### Dataset rows about figures
____________
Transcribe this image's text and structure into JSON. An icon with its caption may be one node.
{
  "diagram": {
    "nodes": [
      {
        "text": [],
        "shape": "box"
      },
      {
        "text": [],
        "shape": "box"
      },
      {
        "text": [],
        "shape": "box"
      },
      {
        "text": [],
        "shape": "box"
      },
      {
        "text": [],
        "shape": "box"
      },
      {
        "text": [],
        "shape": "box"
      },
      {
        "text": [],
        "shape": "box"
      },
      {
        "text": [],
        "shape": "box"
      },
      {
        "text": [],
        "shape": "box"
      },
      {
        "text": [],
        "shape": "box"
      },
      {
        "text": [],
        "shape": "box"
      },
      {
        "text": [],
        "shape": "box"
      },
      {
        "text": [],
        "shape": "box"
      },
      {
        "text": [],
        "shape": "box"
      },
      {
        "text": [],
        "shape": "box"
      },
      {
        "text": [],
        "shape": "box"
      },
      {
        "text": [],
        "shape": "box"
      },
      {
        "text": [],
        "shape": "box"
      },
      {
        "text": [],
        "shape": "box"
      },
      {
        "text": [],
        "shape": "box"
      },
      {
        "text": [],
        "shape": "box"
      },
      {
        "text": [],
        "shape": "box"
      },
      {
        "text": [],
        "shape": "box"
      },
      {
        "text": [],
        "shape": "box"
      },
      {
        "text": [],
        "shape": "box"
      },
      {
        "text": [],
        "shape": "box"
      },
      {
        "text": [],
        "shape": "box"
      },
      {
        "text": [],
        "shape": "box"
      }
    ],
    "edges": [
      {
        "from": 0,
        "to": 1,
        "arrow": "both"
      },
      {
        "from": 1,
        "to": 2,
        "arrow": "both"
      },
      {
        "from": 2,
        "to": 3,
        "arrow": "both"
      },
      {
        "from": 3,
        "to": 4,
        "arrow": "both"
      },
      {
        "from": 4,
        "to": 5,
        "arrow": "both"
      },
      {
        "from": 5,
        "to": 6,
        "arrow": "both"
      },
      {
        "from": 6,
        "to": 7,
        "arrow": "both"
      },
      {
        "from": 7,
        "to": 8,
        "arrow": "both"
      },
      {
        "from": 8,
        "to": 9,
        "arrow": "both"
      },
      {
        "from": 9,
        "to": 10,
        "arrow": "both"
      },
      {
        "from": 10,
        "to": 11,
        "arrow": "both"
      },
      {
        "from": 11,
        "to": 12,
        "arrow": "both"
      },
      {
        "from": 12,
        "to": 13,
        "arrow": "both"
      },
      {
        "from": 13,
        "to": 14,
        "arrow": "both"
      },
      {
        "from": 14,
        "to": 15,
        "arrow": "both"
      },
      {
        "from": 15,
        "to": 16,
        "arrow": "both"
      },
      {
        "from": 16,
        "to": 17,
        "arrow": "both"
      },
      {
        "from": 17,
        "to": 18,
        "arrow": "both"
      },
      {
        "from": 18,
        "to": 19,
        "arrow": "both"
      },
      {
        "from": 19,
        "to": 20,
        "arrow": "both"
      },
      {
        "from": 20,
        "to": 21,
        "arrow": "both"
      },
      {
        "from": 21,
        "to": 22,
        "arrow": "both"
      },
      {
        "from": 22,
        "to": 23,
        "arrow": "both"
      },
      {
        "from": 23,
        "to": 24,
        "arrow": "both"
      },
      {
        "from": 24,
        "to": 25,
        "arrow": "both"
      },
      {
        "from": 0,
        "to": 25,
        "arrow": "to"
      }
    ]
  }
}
____________
### WHAT YOU NEED TO DO
Output every entry shown above, exactly.

### WRITTEN RESPONSE
Transcribe this image's text and structure into JSON. An icon with its caption may be one node.
{
  "diagram": {
    "nodes": [
      {
        "text": [],
        "shape": "box"
      },
      {
        "text": [],
        "shape": "box"
      },
      {
        "text": [],
        "shape": "box"
      },
      {
        "text": [],
        "shape": "box"
      },
      {
        "text": [],
        "shape": "box"
      },
      {
        "text": [],
        "shape": "box"
      },
      {
        "text": [],
        "shape": "box"
      },
      {
        "text": [],
        "shape": "box"
      },
      {
        "text": [],
        "shape": "box"
      },
      {
        "text": [],
        "shape": "box"
      },
      {
        "text": [],
        "shape": "box"
      },
      {
        "text": [],
        "shape": "box"
      },
      {
        "text": [],
        "shape": "box"
      },
      {
        "text": [],
        "shape": "box"
      },
      {
        "text": [],
        "shape": "box"
      },
      {
        "text": [],
        "shape": "box"
      },
      {
        "text": [],
        "shape": "box"
      },
      {
        "text": [],
        "shape": "box"
      },
      {
        "text": [],
        "shape": "box"
      },
      {
        "text": [],
        "shape": "box"
      },
      {
        "text": [],
        "shape": "box"
      },
      {
        "text": [],
        "shape": "box"
      },
      {
        "text": [],
        "shape": "box"
      },
      {
        "text": [],
        "shape": "box"
      },
      {
        "text": [],
        "shape": "box"
      },
      {
        "text": [],
        "shape": "box"
      },
      {
        "text": [],
        "shape": "box"
      },
      {
        "text": [],
        "shape": "box"
      }
    ],
    "edges": [
      {
        "from": 0,
        "to": 1,
        "arrow": "both"
      },
      {
        "from": 1,
        "to": 2,
        "arrow": "both"
      },
      {
        "from": 2,
        "to": 3,
        "arrow": "both"
      },
      {
        "from": 3,
        "to": 4,
        "arrow": "both"
      },
      {
        "from": 4,
        "to": 5,
        "arrow": "both"
      },
      {
        "from": 5,
        "to": 6,
        "arrow": "both"
      },
      {
        "from": 6,
        "to": 7,
        "arrow": "both"
      },
      {
        "from": 7,
        "to": 8,
        "arrow": "both"
      },
      {
        "from": 8,
        "to": 9,
        "arrow": "both"
      },
      {
        "from": 9,
        "to": 10,
        "arrow": "both"
      },
      {
        "from": 10,
        "to": 11,
        "arrow": "both"
      },
      {
        "from": 11,
        "to": 12,
        "arrow": "both"
      },
      {
        "from": 12,
        "to": 13,
        "arrow": "both"
      },
      {
        "from": 13,
        "to": 14,
        "arrow": "both"
      },
      {
        "from": 14,
        "to": 15,
        "arrow": "both"
      },
      {
        "from": 15,
        "to": 16,
        "arrow": "both"
      },
      {
        "from": 16,
        "to": 17,
        "arrow": "both"
      },
      {
        "from": 17,
        "to": 18,
        "arrow": "both"
      },
      {
        "from": 18,
        "to": 19,
        "arrow": "both"
      },
      {
        "from": 19,
        "to": 20,
        "arrow": "both"
      },
      {
        "from": 20,
        "to": 21,
        "arrow": "both"
      },
      {
        "from": 21,
        "to": 22,
        "arrow": "both"
      },
      {
        "from": 22,
        "to": 23,
        "arrow": "both"
      },
      {
        "from": 23,
        "to": 24,
        "arrow": "both"
      },
      {
        "from": 24,
        "to": 25,
        "arrow": "both"
      },
      {
        "from": 0,
        "to": 25,
        "arrow": "to"
      }
    ]
  }
}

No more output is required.